(Stored items)
## BEGIN
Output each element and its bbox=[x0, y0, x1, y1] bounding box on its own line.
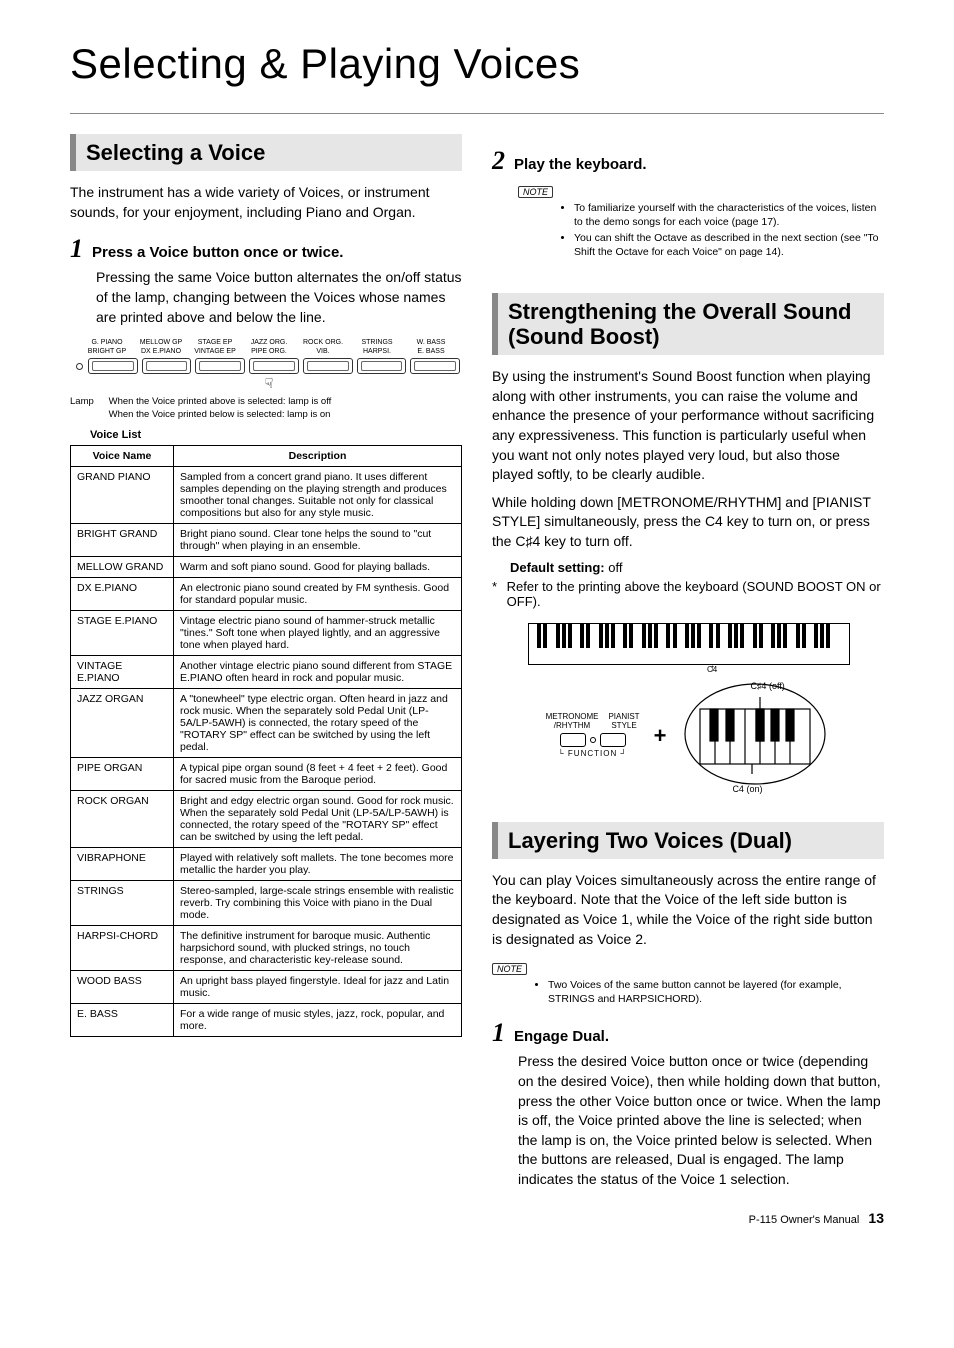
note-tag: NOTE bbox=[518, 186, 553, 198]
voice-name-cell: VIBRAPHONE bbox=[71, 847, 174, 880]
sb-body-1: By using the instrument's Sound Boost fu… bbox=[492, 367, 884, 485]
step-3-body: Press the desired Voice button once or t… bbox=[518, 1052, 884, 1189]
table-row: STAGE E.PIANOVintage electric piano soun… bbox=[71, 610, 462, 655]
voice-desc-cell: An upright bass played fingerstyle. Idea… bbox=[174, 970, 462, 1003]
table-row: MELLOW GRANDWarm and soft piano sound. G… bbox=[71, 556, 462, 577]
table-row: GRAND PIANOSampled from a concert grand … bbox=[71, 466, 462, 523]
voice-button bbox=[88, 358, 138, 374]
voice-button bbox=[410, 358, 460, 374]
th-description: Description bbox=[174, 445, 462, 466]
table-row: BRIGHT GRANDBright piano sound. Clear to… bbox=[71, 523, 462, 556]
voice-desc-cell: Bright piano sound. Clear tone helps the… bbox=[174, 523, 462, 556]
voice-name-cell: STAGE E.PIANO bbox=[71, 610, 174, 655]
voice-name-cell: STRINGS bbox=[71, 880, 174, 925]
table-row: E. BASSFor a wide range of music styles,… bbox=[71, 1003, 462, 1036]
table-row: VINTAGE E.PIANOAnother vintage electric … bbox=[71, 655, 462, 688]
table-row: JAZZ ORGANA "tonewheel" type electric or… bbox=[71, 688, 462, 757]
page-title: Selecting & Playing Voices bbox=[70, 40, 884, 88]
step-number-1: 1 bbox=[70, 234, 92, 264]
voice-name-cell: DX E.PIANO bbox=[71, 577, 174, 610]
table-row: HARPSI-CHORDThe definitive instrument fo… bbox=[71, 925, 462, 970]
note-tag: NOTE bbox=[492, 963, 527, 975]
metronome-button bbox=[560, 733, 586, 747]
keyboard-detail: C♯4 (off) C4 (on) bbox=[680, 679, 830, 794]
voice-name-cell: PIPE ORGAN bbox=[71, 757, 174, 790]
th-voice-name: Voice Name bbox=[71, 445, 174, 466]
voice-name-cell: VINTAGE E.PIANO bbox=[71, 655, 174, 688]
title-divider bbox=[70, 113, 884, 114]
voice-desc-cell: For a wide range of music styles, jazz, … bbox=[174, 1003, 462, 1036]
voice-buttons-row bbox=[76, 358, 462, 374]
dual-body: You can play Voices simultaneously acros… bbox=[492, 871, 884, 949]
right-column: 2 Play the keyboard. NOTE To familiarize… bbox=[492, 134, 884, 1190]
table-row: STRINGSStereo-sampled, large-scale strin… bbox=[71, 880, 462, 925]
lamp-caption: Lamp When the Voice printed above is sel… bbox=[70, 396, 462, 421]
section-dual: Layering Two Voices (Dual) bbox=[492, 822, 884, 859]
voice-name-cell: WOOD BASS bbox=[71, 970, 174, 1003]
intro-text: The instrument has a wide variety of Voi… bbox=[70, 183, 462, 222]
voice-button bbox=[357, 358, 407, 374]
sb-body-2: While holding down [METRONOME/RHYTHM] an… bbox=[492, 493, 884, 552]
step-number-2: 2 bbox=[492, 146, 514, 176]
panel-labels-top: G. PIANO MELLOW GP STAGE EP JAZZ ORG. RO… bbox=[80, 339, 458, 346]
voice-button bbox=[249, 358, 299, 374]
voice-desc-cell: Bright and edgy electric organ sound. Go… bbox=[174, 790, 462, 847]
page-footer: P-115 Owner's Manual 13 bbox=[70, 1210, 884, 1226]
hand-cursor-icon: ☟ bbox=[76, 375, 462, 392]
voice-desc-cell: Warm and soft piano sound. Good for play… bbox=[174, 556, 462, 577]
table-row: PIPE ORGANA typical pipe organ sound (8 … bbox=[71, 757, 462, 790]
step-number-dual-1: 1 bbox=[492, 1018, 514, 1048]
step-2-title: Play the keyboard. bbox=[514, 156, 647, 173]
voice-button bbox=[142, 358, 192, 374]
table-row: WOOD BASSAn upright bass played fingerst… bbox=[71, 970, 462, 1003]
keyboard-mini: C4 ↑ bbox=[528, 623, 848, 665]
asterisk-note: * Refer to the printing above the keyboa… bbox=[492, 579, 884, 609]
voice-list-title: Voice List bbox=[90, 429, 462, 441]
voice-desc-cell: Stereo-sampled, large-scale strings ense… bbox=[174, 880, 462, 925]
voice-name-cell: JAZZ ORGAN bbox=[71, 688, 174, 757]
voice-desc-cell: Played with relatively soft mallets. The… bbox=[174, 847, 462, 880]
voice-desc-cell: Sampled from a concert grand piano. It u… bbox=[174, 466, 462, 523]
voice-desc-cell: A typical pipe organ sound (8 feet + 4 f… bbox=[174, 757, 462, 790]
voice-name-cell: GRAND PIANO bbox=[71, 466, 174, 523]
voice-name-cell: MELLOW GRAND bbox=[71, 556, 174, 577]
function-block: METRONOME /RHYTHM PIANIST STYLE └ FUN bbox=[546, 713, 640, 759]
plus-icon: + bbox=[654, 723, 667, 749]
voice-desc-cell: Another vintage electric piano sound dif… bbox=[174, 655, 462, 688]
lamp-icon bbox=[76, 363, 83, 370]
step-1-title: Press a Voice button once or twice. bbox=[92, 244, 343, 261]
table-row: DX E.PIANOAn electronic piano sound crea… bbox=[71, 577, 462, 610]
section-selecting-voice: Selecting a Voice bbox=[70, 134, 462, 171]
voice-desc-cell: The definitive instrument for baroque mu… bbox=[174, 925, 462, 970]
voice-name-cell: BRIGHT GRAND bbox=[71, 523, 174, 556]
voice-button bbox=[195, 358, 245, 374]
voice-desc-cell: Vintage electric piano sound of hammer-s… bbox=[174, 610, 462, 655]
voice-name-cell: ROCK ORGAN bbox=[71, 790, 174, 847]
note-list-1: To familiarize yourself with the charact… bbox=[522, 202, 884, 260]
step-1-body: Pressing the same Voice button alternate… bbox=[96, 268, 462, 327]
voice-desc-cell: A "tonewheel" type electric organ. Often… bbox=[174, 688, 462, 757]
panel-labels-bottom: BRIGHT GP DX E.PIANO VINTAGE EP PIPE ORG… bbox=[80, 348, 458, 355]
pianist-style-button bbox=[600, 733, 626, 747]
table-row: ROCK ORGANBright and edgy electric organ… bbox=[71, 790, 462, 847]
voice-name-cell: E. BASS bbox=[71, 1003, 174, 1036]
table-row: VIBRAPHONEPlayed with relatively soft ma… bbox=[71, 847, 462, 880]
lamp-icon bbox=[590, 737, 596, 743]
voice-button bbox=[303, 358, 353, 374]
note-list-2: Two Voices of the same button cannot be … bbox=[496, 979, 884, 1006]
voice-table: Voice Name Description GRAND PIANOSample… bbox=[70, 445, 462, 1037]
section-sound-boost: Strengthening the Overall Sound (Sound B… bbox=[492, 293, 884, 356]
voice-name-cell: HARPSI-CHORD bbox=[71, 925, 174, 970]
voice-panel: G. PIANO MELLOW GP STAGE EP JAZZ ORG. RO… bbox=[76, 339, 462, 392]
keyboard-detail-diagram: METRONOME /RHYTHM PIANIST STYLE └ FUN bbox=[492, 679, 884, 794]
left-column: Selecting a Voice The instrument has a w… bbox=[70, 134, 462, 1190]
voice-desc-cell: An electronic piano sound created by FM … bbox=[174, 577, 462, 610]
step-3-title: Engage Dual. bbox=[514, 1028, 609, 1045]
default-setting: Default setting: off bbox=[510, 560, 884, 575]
## END
## BEGIN
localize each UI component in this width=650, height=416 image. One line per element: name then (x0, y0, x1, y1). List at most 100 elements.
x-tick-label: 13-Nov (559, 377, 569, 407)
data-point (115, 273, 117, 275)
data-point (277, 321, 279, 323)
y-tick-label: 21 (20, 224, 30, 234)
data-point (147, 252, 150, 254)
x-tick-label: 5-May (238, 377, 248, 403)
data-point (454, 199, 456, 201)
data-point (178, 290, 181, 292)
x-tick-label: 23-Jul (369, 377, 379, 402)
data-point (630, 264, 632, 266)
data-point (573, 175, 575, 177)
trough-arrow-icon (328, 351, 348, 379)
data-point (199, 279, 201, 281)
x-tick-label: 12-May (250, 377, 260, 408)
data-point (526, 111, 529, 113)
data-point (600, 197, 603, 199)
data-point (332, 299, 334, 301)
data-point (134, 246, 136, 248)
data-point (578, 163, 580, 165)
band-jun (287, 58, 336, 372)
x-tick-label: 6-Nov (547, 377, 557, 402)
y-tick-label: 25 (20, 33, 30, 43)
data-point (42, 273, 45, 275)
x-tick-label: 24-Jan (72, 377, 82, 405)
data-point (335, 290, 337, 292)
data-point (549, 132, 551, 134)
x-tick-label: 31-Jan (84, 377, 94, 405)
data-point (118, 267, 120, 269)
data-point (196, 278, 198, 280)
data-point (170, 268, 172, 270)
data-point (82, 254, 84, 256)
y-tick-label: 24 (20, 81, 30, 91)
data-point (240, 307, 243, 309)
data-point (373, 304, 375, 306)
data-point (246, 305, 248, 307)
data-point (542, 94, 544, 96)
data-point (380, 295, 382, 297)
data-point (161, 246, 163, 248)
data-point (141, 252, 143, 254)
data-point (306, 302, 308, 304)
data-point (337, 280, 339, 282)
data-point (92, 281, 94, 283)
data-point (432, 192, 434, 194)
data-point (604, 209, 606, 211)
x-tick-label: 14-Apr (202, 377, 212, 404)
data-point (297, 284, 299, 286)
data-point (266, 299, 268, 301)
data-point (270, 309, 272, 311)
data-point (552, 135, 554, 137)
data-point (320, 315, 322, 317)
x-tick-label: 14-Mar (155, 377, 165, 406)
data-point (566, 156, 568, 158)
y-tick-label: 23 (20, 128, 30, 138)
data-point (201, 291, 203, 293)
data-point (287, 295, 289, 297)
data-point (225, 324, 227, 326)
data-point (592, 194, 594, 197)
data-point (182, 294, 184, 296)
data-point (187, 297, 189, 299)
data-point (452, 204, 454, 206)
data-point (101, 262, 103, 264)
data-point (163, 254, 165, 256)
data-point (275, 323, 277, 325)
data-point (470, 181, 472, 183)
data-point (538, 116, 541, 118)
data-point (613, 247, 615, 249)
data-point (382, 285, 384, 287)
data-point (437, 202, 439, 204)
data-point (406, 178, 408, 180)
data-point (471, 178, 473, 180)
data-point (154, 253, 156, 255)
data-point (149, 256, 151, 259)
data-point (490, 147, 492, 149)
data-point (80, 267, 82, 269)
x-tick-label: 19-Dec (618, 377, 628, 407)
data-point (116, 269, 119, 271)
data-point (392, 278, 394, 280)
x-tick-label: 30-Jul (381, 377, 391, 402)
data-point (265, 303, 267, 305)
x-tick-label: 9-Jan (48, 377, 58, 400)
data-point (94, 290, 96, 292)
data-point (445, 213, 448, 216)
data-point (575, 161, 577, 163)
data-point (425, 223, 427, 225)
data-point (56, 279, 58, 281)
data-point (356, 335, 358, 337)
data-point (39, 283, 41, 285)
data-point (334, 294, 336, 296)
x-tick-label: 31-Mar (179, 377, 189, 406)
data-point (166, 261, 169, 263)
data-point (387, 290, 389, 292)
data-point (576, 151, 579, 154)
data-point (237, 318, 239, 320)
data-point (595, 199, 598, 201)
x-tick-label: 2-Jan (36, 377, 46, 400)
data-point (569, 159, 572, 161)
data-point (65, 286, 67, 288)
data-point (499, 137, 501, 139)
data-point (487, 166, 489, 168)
## END
■ **Your goal**: Copy the lines above word for word, starting with the line that contains "note-tag: NOTE bbox=[518, 186, 553, 198]" and going on through the line that contains "section-dual: Layering Two", with both of those lines included.

■ **Answer for this exercise**:
note-tag: NOTE bbox=[518, 186, 553, 198]
voice-name-cell: VIBRAPHONE bbox=[71, 847, 174, 880]
sb-body-1: By using the instrument's Sound Boost fu… bbox=[492, 367, 884, 485]
step-3-body: Press the desired Voice button once or t… bbox=[518, 1052, 884, 1189]
table-row: STAGE E.PIANOVintage electric piano soun… bbox=[71, 610, 462, 655]
voice-desc-cell: An upright bass played fingerstyle. Idea… bbox=[174, 970, 462, 1003]
table-row: MELLOW GRANDWarm and soft piano sound. G… bbox=[71, 556, 462, 577]
table-row: GRAND PIANOSampled from a concert grand … bbox=[71, 466, 462, 523]
voice-button bbox=[88, 358, 138, 374]
voice-button bbox=[410, 358, 460, 374]
th-description: Description bbox=[174, 445, 462, 466]
table-row: BRIGHT GRANDBright piano sound. Clear to… bbox=[71, 523, 462, 556]
voice-desc-cell: Bright piano sound. Clear tone helps the… bbox=[174, 523, 462, 556]
voice-name-cell: STAGE E.PIANO bbox=[71, 610, 174, 655]
voice-name-cell: STRINGS bbox=[71, 880, 174, 925]
table-row: E. BASSFor a wide range of music styles,… bbox=[71, 1003, 462, 1036]
table-row: VINTAGE E.PIANOAnother vintage electric … bbox=[71, 655, 462, 688]
table-row: JAZZ ORGANA "tonewheel" type electric or… bbox=[71, 688, 462, 757]
page-title: Selecting & Playing Voices bbox=[70, 40, 884, 88]
step-number-1: 1 bbox=[70, 234, 92, 264]
voice-name-cell: DX E.PIANO bbox=[71, 577, 174, 610]
table-row: HARPSI-CHORDThe definitive instrument fo… bbox=[71, 925, 462, 970]
note-tag: NOTE bbox=[492, 963, 527, 975]
metronome-button bbox=[560, 733, 586, 747]
keyboard-detail: C♯4 (off) C4 (on) bbox=[680, 679, 830, 794]
voice-name-cell: PIPE ORGAN bbox=[71, 757, 174, 790]
th-voice-name: Voice Name bbox=[71, 445, 174, 466]
voice-name-cell: VINTAGE E.PIANO bbox=[71, 655, 174, 688]
title-divider bbox=[70, 113, 884, 114]
voice-desc-cell: For a wide range of music styles, jazz, … bbox=[174, 1003, 462, 1036]
voice-buttons-row bbox=[76, 358, 462, 374]
dual-body: You can play Voices simultaneously acros… bbox=[492, 871, 884, 949]
right-column: 2 Play the keyboard. NOTE To familiarize… bbox=[492, 134, 884, 1190]
table-row: STRINGSStereo-sampled, large-scale strin… bbox=[71, 880, 462, 925]
lamp-caption: Lamp When the Voice printed above is sel… bbox=[70, 396, 462, 421]
section-dual: Layering Two Voices (Dual) bbox=[492, 822, 884, 859]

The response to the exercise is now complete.